* SHORT EXERCISE
Rewrite the material below, replacing "components" with "elements" and leaving everything else unchanged.

* DATASET ENTRIES
---+---
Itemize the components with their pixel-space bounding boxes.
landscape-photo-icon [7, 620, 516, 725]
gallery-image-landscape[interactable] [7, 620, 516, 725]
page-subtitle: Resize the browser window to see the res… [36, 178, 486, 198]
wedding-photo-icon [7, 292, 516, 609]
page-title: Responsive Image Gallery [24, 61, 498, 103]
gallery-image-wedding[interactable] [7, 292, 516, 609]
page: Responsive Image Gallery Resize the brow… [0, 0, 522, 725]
---+---
* RESPONSE TO THIS TASK
Itemize the elements with their pixel-space bounding boxes.
landscape-photo-icon [7, 620, 516, 725]
gallery-image-landscape[interactable] [7, 620, 516, 725]
page-subtitle: Resize the browser window to see the res… [36, 178, 486, 198]
wedding-photo-icon [7, 292, 516, 609]
page-title: Responsive Image Gallery [24, 61, 498, 103]
gallery-image-wedding[interactable] [7, 292, 516, 609]
page: Responsive Image Gallery Resize the brow… [0, 0, 522, 725]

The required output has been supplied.